### SUPPLIED TEXT
By , December 21, 2010.

As scholars, interest groups, and bloggers criticize copyright, many turn to the first amendment to add heft to their arguments. The nature and scope of copyright law is not just bad, they argue, it is unconstitutional.

The “free-speech critique of copyright” 1A phrase coined by law professor David McGowan in Some Realism About the Free Speech Critique of Copyright. seems appealing, at first glance. For starters, it sounds a lot better to say you’re defending the Constitution rather than complaining about having to pay for music and movies.

But this criticism of copyright law suffers in a number of respects. In Artistic Expression, the First Amendment, and Copyright, I showed how the free speech critique of copyright fails to take into consideration the free speech rights of creators. In this sense, the free speech critique isn’t about upholding the values of the first amendment where they’ve been previously ignored — it’s about playing favorites with first amendment values: the free speech rights of those who make creative or even consumptive uses of existing expressive works should be protected at the expense of the free speech rights of those who actually created the works in the first place.

### DATASET SECTION
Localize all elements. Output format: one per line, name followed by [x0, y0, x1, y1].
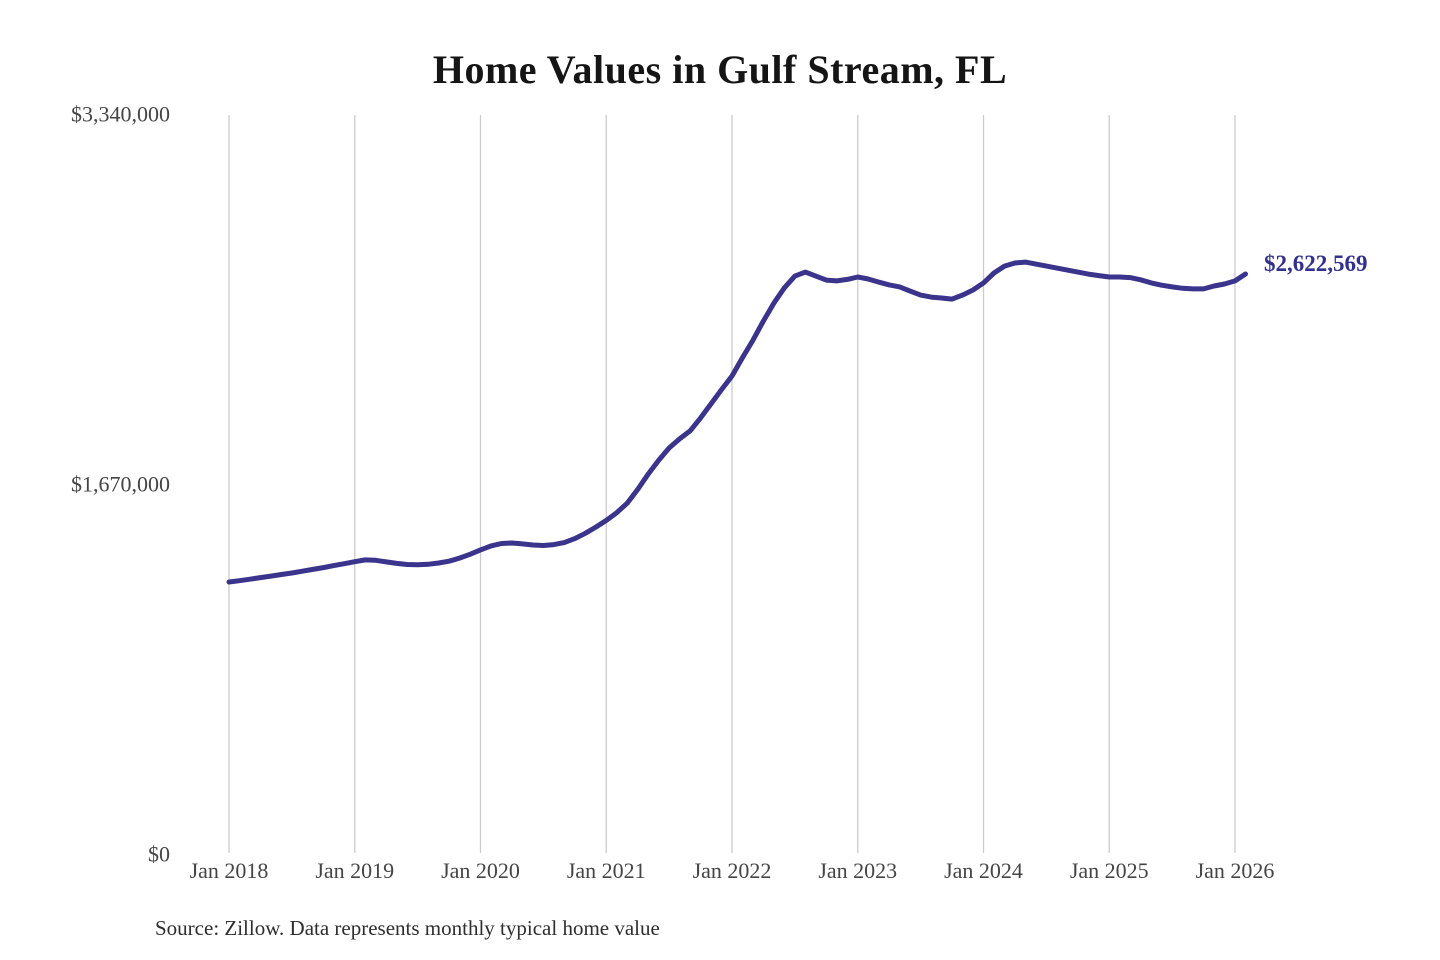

### AIM
Reproduce the full text on the free-speech critique of copyright word for word, from its opening line to its last sentence.

### SOLUTION TO THE EXERCISE
By , December 21, 2010.

As scholars, interest groups, and bloggers criticize copyright, many turn to the first amendment to add heft to their arguments. The nature and scope of copyright law is not just bad, they argue, it is unconstitutional.

The “free-speech critique of copyright” 1A phrase coined by law professor David McGowan in Some Realism About the Free Speech Critique of Copyright. seems appealing, at first glance. For starters, it sounds a lot better to say you’re defending the Constitution rather than complaining about having to pay for music and movies.

But this criticism of copyright law suffers in a number of respects. In Artistic Expression, the First Amendment, and Copyright, I showed how the free speech critique of copyright fails to take into consideration the free speech rights of creators. In this sense, the free speech critique isn’t about upholding the values of the first amendment where they’ve been previously ignored — it’s about playing favorites with first amendment values: the free speech rights of those who make creative or even consumptive uses of existing expressive works should be protected at the expense of the free speech rights of those who actually created the works in the first place.